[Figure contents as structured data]
- - -
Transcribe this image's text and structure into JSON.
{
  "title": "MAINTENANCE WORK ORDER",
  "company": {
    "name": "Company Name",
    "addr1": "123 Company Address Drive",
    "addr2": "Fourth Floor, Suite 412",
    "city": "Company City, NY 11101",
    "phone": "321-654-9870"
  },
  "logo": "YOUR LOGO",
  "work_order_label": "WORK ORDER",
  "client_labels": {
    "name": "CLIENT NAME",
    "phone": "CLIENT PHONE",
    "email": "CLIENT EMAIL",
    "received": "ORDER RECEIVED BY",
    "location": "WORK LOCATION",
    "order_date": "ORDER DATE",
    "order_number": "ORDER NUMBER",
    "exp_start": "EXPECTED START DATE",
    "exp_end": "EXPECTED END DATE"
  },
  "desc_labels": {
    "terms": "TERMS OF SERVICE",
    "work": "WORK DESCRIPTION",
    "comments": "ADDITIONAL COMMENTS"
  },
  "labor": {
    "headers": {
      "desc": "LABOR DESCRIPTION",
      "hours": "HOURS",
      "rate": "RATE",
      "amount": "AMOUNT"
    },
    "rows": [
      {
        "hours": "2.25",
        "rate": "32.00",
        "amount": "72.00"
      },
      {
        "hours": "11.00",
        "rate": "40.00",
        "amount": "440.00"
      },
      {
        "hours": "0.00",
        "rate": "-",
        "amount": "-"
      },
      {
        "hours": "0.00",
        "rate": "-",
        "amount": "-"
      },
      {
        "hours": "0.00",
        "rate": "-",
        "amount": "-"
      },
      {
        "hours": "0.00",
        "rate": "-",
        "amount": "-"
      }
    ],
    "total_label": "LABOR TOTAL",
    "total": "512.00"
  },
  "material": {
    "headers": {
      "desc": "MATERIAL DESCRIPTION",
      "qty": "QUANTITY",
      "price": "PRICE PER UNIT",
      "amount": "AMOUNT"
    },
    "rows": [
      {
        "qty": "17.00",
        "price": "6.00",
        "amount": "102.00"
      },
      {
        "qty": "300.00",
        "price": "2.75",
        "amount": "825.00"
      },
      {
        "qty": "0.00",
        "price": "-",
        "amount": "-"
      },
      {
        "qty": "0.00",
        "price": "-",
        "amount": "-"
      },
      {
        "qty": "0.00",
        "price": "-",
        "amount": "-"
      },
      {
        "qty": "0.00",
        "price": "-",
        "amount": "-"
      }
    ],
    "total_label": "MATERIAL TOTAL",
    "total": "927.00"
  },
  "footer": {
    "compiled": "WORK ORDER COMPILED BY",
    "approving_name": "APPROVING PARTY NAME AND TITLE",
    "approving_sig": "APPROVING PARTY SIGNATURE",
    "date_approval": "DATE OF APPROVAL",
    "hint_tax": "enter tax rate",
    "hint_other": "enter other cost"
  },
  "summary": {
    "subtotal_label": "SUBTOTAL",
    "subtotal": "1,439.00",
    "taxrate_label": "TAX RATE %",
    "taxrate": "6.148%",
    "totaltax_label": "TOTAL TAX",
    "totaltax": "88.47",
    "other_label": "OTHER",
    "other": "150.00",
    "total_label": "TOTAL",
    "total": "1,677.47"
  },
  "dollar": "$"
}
- - -
§ TASK BRIEF
Go through the material line by line. Show each line that contains the string "WORK".

§ PROBLEM SOLUTION
  "title": "MAINTENANCE WORK ORDER",
  "work_order_label": "WORK ORDER",
    "location": "WORK LOCATION",
    "work": "WORK DESCRIPTION",
    "compiled": "WORK ORDER COMPILED BY",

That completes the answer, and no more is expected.